**Items from a figure collection**.
— Begin —

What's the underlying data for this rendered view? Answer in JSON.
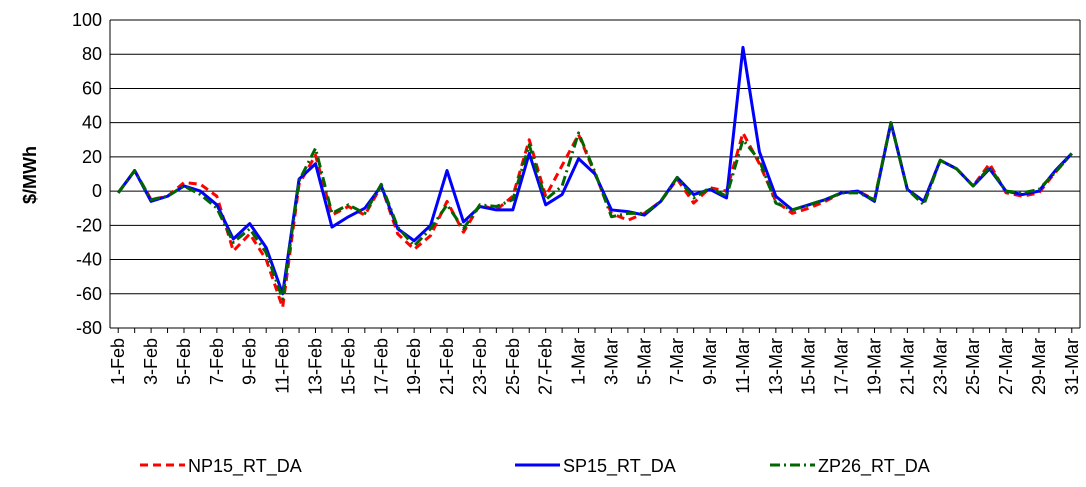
{
  "chart_data": {
    "type": "line",
    "y_label": "$/MWh",
    "categories": [
      "1-Feb",
      null,
      "3-Feb",
      null,
      "5-Feb",
      null,
      "7-Feb",
      null,
      "9-Feb",
      null,
      "11-Feb",
      null,
      "13-Feb",
      null,
      "15-Feb",
      null,
      "17-Feb",
      null,
      "19-Feb",
      null,
      "21-Feb",
      null,
      "23-Feb",
      null,
      "25-Feb",
      null,
      "27-Feb",
      null,
      "1-Mar",
      null,
      "3-Mar",
      null,
      "5-Mar",
      null,
      "7-Mar",
      null,
      "9-Mar",
      null,
      "11-Mar",
      null,
      "13-Mar",
      null,
      "15-Mar",
      null,
      "17-Mar",
      null,
      "19-Mar",
      null,
      "21-Mar",
      null,
      "23-Mar",
      null,
      "25-Mar",
      null,
      "27-Mar",
      null,
      "29-Mar",
      null,
      "31-Mar"
    ],
    "series": [
      {
        "name": "NP15_RT_DA",
        "color": "#ff0000",
        "dash": "8,5",
        "values": [
          -1,
          12,
          -5,
          -3,
          5,
          4,
          -3,
          -35,
          -25,
          -40,
          -68,
          4,
          21,
          -14,
          -9,
          -14,
          3,
          -25,
          -34,
          -26,
          -6,
          -24,
          -8,
          -11,
          -3,
          30,
          -3,
          15,
          33,
          10,
          -13,
          -17,
          -13,
          -6,
          7,
          -7,
          2,
          0,
          34,
          16,
          -6,
          -13,
          -10,
          -6,
          -1,
          0,
          -5,
          40,
          1,
          -6,
          18,
          13,
          3,
          16,
          -1,
          -3,
          -1,
          11,
          22
        ]
      },
      {
        "name": "SP15_RT_DA",
        "color": "#0000ff",
        "dash": null,
        "values": [
          -1,
          12,
          -6,
          -3,
          3,
          0,
          -8,
          -28,
          -19,
          -33,
          -60,
          7,
          16,
          -21,
          -15,
          -10,
          3,
          -22,
          -29,
          -20,
          12,
          -18,
          -9,
          -11,
          -11,
          22,
          -8,
          -2,
          19,
          10,
          -11,
          -12,
          -14,
          -6,
          8,
          -2,
          1,
          -4,
          84,
          23,
          -3,
          -11,
          -8,
          -5,
          -1,
          0,
          -6,
          40,
          1,
          -6,
          18,
          13,
          3,
          13,
          0,
          -2,
          0,
          12,
          22
        ]
      },
      {
        "name": "ZP26_RT_DA",
        "color": "#006600",
        "dash": "10,4,2,4",
        "values": [
          -1,
          12,
          -5,
          -3,
          3,
          -2,
          -10,
          -30,
          -22,
          -36,
          -63,
          6,
          25,
          -13,
          -8,
          -13,
          4,
          -21,
          -32,
          -22,
          -8,
          -22,
          -8,
          -9,
          -5,
          27,
          -5,
          3,
          34,
          11,
          -15,
          -13,
          -13,
          -6,
          8,
          -4,
          2,
          -3,
          30,
          18,
          -7,
          -11,
          -8,
          -5,
          -1,
          -1,
          -5,
          40,
          1,
          -8,
          18,
          13,
          3,
          14,
          0,
          -1,
          1,
          11,
          22
        ]
      }
    ],
    "ylim": [
      -80,
      100
    ],
    "yticks": [
      -80,
      -60,
      -40,
      -20,
      0,
      20,
      40,
      60,
      80,
      100
    ],
    "grid": true
  }
}
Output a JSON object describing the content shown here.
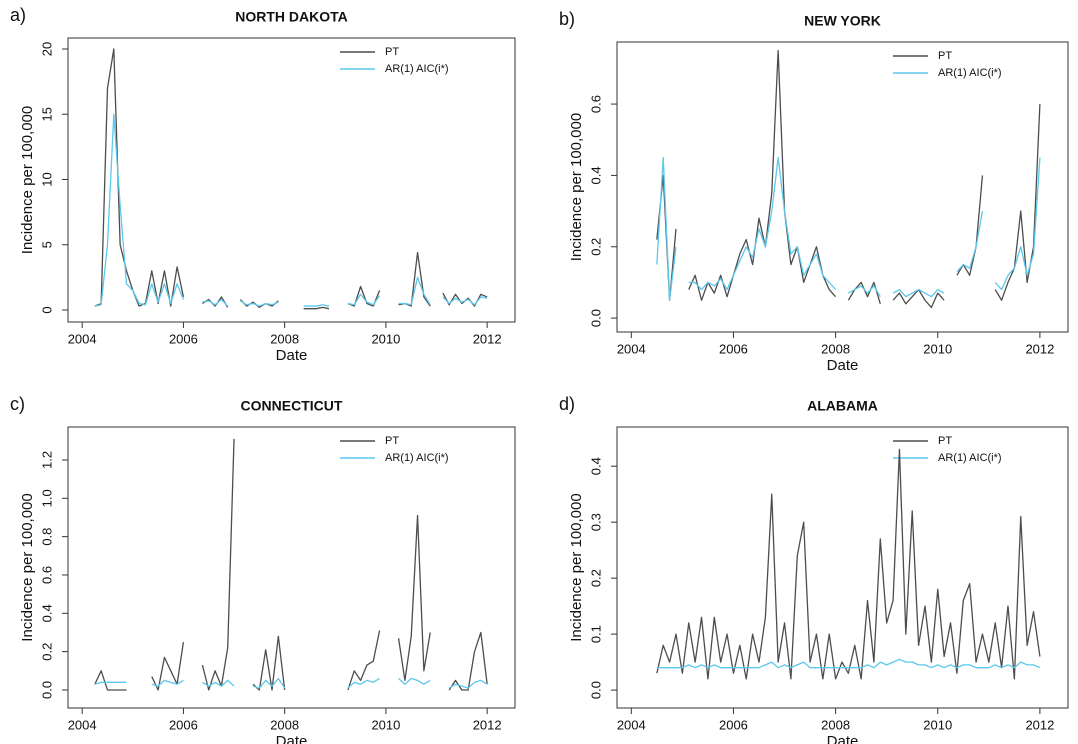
{
  "chart_data": [
    {
      "type": "line",
      "panel_label": "a)",
      "title": "NORTH DAKOTA",
      "x_label": "Date",
      "y_label": "Incidence per 100,000",
      "xlim": [
        2003.72,
        2012.55
      ],
      "xticks": [
        2004,
        2006,
        2008,
        2010,
        2012
      ],
      "ylim": [
        -0.92,
        20.84
      ],
      "yticks": [
        0,
        5,
        10,
        15,
        20
      ],
      "legend": "top-right",
      "x": [
        2004.25,
        2004.375,
        2004.5,
        2004.625,
        2004.75,
        2004.875,
        2005,
        2005.125,
        2005.25,
        2005.375,
        2005.5,
        2005.625,
        2005.75,
        2005.875,
        2006,
        2006.125,
        2006.25,
        2006.375,
        2006.5,
        2006.625,
        2006.75,
        2006.875,
        2007,
        2007.125,
        2007.25,
        2007.375,
        2007.5,
        2007.625,
        2007.75,
        2007.875,
        2008,
        2008.125,
        2008.25,
        2008.375,
        2008.5,
        2008.625,
        2008.75,
        2008.875,
        2009,
        2009.125,
        2009.25,
        2009.375,
        2009.5,
        2009.625,
        2009.75,
        2009.875,
        2010,
        2010.125,
        2010.25,
        2010.375,
        2010.5,
        2010.625,
        2010.75,
        2010.875,
        2011,
        2011.125,
        2011.25,
        2011.375,
        2011.5,
        2011.625,
        2011.75,
        2011.875,
        2012
      ],
      "series": [
        {
          "name": "PT",
          "color": "#4d4d4d",
          "values": [
            0.3,
            0.5,
            17,
            20,
            5,
            3,
            1.5,
            0.3,
            0.5,
            3,
            0.5,
            3,
            0.3,
            3.3,
            1,
            null,
            null,
            0.5,
            0.8,
            0.3,
            1,
            0.2,
            null,
            0.8,
            0.3,
            0.6,
            0.2,
            0.5,
            0.3,
            0.7,
            null,
            null,
            null,
            0.1,
            0.1,
            0.1,
            0.2,
            0.1,
            null,
            null,
            0.5,
            0.3,
            1.8,
            0.5,
            0.3,
            1.5,
            null,
            null,
            0.4,
            0.5,
            0.3,
            4.4,
            1,
            0.3,
            null,
            1.3,
            0.4,
            1.2,
            0.5,
            0.9,
            0.3,
            1.2,
            1.0
          ]
        },
        {
          "name": "AR(1) AIC(i*)",
          "color": "#5bc8ec",
          "values": [
            0.3,
            0.4,
            5,
            15,
            8,
            2,
            1.5,
            0.5,
            0.4,
            2,
            0.6,
            2,
            0.5,
            2,
            0.8,
            null,
            null,
            0.6,
            0.7,
            0.4,
            0.8,
            0.3,
            null,
            0.7,
            0.4,
            0.5,
            0.3,
            0.5,
            0.4,
            0.6,
            null,
            null,
            null,
            0.3,
            0.3,
            0.3,
            0.4,
            0.3,
            null,
            null,
            0.5,
            0.4,
            1.2,
            0.6,
            0.4,
            1.1,
            null,
            null,
            0.5,
            0.5,
            0.4,
            2.5,
            1.2,
            0.4,
            null,
            1.0,
            0.5,
            0.9,
            0.6,
            0.8,
            0.4,
            1.0,
            0.9
          ]
        }
      ]
    },
    {
      "type": "line",
      "panel_label": "b)",
      "title": "NEW YORK",
      "x_label": "Date",
      "y_label": "Incidence per 100,000",
      "xlim": [
        2003.72,
        2012.55
      ],
      "xticks": [
        2004,
        2006,
        2008,
        2010,
        2012
      ],
      "ylim": [
        -0.039,
        0.774
      ],
      "yticks": [
        {
          "value": 0,
          "label": "0.0"
        },
        0.2,
        0.4,
        0.6
      ],
      "legend": "top-right",
      "x": [
        2004.25,
        2004.375,
        2004.5,
        2004.625,
        2004.75,
        2004.875,
        2005,
        2005.125,
        2005.25,
        2005.375,
        2005.5,
        2005.625,
        2005.75,
        2005.875,
        2006,
        2006.125,
        2006.25,
        2006.375,
        2006.5,
        2006.625,
        2006.75,
        2006.875,
        2007,
        2007.125,
        2007.25,
        2007.375,
        2007.5,
        2007.625,
        2007.75,
        2007.875,
        2008,
        2008.125,
        2008.25,
        2008.375,
        2008.5,
        2008.625,
        2008.75,
        2008.875,
        2009,
        2009.125,
        2009.25,
        2009.375,
        2009.5,
        2009.625,
        2009.75,
        2009.875,
        2010,
        2010.125,
        2010.25,
        2010.375,
        2010.5,
        2010.625,
        2010.75,
        2010.875,
        2011,
        2011.125,
        2011.25,
        2011.375,
        2011.5,
        2011.625,
        2011.75,
        2011.875,
        2012
      ],
      "series": [
        {
          "name": "PT",
          "color": "#4d4d4d",
          "values": [
            null,
            null,
            0.22,
            0.4,
            0.05,
            0.25,
            null,
            0.08,
            0.12,
            0.05,
            0.1,
            0.07,
            0.12,
            0.06,
            0.12,
            0.18,
            0.22,
            0.15,
            0.28,
            0.2,
            0.35,
            0.75,
            0.3,
            0.15,
            0.2,
            0.1,
            0.15,
            0.2,
            0.12,
            0.08,
            0.06,
            null,
            0.05,
            0.08,
            0.1,
            0.06,
            0.1,
            0.04,
            null,
            0.05,
            0.07,
            0.04,
            0.06,
            0.08,
            0.05,
            0.03,
            0.07,
            0.05,
            null,
            0.12,
            0.15,
            0.12,
            0.2,
            0.4,
            null,
            0.08,
            0.05,
            0.1,
            0.14,
            0.3,
            0.1,
            0.2,
            0.6
          ]
        },
        {
          "name": "AR(1) AIC(i*)",
          "color": "#5bc8ec",
          "values": [
            null,
            null,
            0.15,
            0.45,
            0.05,
            0.2,
            null,
            0.1,
            0.1,
            0.08,
            0.1,
            0.09,
            0.11,
            0.08,
            0.12,
            0.16,
            0.2,
            0.17,
            0.25,
            0.2,
            0.3,
            0.45,
            0.3,
            0.18,
            0.2,
            0.12,
            0.15,
            0.18,
            0.12,
            0.1,
            0.08,
            null,
            0.07,
            0.08,
            0.09,
            0.07,
            0.09,
            0.06,
            null,
            0.07,
            0.08,
            0.06,
            0.07,
            0.08,
            0.07,
            0.06,
            0.08,
            0.07,
            null,
            0.13,
            0.15,
            0.14,
            0.2,
            0.3,
            null,
            0.1,
            0.08,
            0.12,
            0.14,
            0.2,
            0.12,
            0.18,
            0.45
          ]
        }
      ]
    },
    {
      "type": "line",
      "panel_label": "c)",
      "title": "CONNECTICUT",
      "x_label": "Date",
      "y_label": "Incidence per 100,000",
      "xlim": [
        2003.72,
        2012.55
      ],
      "xticks": [
        2004,
        2006,
        2008,
        2010,
        2012
      ],
      "ylim": [
        -0.094,
        1.372
      ],
      "yticks": [
        {
          "value": 0,
          "label": "0.0"
        },
        0.2,
        0.4,
        0.6,
        0.8,
        {
          "value": 1,
          "label": "1.0"
        },
        1.2
      ],
      "legend": "top-right",
      "x": [
        2004.25,
        2004.375,
        2004.5,
        2004.625,
        2004.75,
        2004.875,
        2005,
        2005.125,
        2005.25,
        2005.375,
        2005.5,
        2005.625,
        2005.75,
        2005.875,
        2006,
        2006.125,
        2006.25,
        2006.375,
        2006.5,
        2006.625,
        2006.75,
        2006.875,
        2007,
        2007.125,
        2007.25,
        2007.375,
        2007.5,
        2007.625,
        2007.75,
        2007.875,
        2008,
        2008.125,
        2008.25,
        2008.375,
        2008.5,
        2008.625,
        2008.75,
        2008.875,
        2009,
        2009.125,
        2009.25,
        2009.375,
        2009.5,
        2009.625,
        2009.75,
        2009.875,
        2010,
        2010.125,
        2010.25,
        2010.375,
        2010.5,
        2010.625,
        2010.75,
        2010.875,
        2011,
        2011.125,
        2011.25,
        2011.375,
        2011.5,
        2011.625,
        2011.75,
        2011.875,
        2012
      ],
      "series": [
        {
          "name": "PT",
          "color": "#4d4d4d",
          "values": [
            0.03,
            0.1,
            0,
            0,
            0,
            0,
            null,
            null,
            null,
            0.07,
            0,
            0.17,
            0.1,
            0.03,
            0.25,
            null,
            null,
            0.13,
            0,
            0.1,
            0.02,
            0.22,
            1.31,
            null,
            null,
            0.03,
            0,
            0.21,
            0,
            0.28,
            0,
            null,
            null,
            null,
            null,
            null,
            0,
            null,
            null,
            null,
            0,
            0.1,
            0.05,
            0.13,
            0.15,
            0.31,
            null,
            null,
            0.27,
            0.05,
            0.28,
            0.91,
            0.1,
            0.3,
            null,
            null,
            0,
            0.05,
            0,
            0,
            0.2,
            0.3,
            0.03
          ]
        },
        {
          "name": "AR(1) AIC(i*)",
          "color": "#5bc8ec",
          "values": [
            0.03,
            0.04,
            0.04,
            0.04,
            0.04,
            0.04,
            null,
            null,
            null,
            0.03,
            0.02,
            0.05,
            0.04,
            0.03,
            0.05,
            null,
            null,
            0.04,
            0.02,
            0.04,
            0.02,
            0.05,
            0.02,
            null,
            null,
            0.02,
            0.01,
            0.05,
            0.02,
            0.06,
            0.01,
            null,
            null,
            null,
            null,
            null,
            0.02,
            null,
            null,
            null,
            0.01,
            0.04,
            0.03,
            0.05,
            0.04,
            0.06,
            null,
            null,
            0.06,
            0.03,
            0.06,
            0.05,
            0.03,
            0.05,
            null,
            null,
            0.01,
            0.03,
            0.02,
            0.01,
            0.04,
            0.05,
            0.03
          ]
        }
      ]
    },
    {
      "type": "line",
      "panel_label": "d)",
      "title": "ALABAMA",
      "x_label": "Date",
      "y_label": "Incidence per 100,000",
      "xlim": [
        2003.72,
        2012.55
      ],
      "xticks": [
        2004,
        2006,
        2008,
        2010,
        2012
      ],
      "ylim": [
        -0.032,
        0.47
      ],
      "yticks": [
        {
          "value": 0,
          "label": "0.0"
        },
        0.1,
        0.2,
        0.3,
        0.4
      ],
      "legend": "top-right",
      "x": [
        2004.25,
        2004.375,
        2004.5,
        2004.625,
        2004.75,
        2004.875,
        2005,
        2005.125,
        2005.25,
        2005.375,
        2005.5,
        2005.625,
        2005.75,
        2005.875,
        2006,
        2006.125,
        2006.25,
        2006.375,
        2006.5,
        2006.625,
        2006.75,
        2006.875,
        2007,
        2007.125,
        2007.25,
        2007.375,
        2007.5,
        2007.625,
        2007.75,
        2007.875,
        2008,
        2008.125,
        2008.25,
        2008.375,
        2008.5,
        2008.625,
        2008.75,
        2008.875,
        2009,
        2009.125,
        2009.25,
        2009.375,
        2009.5,
        2009.625,
        2009.75,
        2009.875,
        2010,
        2010.125,
        2010.25,
        2010.375,
        2010.5,
        2010.625,
        2010.75,
        2010.875,
        2011,
        2011.125,
        2011.25,
        2011.375,
        2011.5,
        2011.625,
        2011.75,
        2011.875,
        2012
      ],
      "series": [
        {
          "name": "PT",
          "color": "#4d4d4d",
          "values": [
            0,
            null,
            0.03,
            0.08,
            0.05,
            0.1,
            0.03,
            0.12,
            0.05,
            0.13,
            0.02,
            0.13,
            0.05,
            0.1,
            0.03,
            0.08,
            0.02,
            0.1,
            0.05,
            0.13,
            0.35,
            0.05,
            0.12,
            0.02,
            0.24,
            0.3,
            0.05,
            0.1,
            0.02,
            0.1,
            0.02,
            0.05,
            0.03,
            0.08,
            0.02,
            0.16,
            0.05,
            0.27,
            0.12,
            0.16,
            0.43,
            0.1,
            0.32,
            0.08,
            0.15,
            0.05,
            0.18,
            0.06,
            0.12,
            0.03,
            0.16,
            0.19,
            0.05,
            0.1,
            0.05,
            0.12,
            0.04,
            0.15,
            0.02,
            0.31,
            0.08,
            0.14,
            0.06
          ]
        },
        {
          "name": "AR(1) AIC(i*)",
          "color": "#5bc8ec",
          "values": [
            0.04,
            null,
            0.04,
            0.04,
            0.04,
            0.04,
            0.04,
            0.045,
            0.04,
            0.045,
            0.04,
            0.045,
            0.04,
            0.04,
            0.04,
            0.04,
            0.04,
            0.04,
            0.04,
            0.045,
            0.05,
            0.04,
            0.045,
            0.04,
            0.045,
            0.05,
            0.04,
            0.04,
            0.04,
            0.04,
            0.04,
            0.04,
            0.04,
            0.04,
            0.04,
            0.045,
            0.04,
            0.05,
            0.045,
            0.05,
            0.055,
            0.05,
            0.05,
            0.045,
            0.045,
            0.04,
            0.045,
            0.04,
            0.045,
            0.04,
            0.045,
            0.045,
            0.04,
            0.04,
            0.04,
            0.045,
            0.04,
            0.045,
            0.04,
            0.05,
            0.045,
            0.045,
            0.04
          ]
        }
      ]
    }
  ]
}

— End —

**What you need to do**.
In the entries above, identify every line with the string "title".

**Full response**.
      "title": "NORTH DAKOTA",
      "title": "NEW YORK",
      "title": "CONNECTICUT",
      "title": "ALABAMA",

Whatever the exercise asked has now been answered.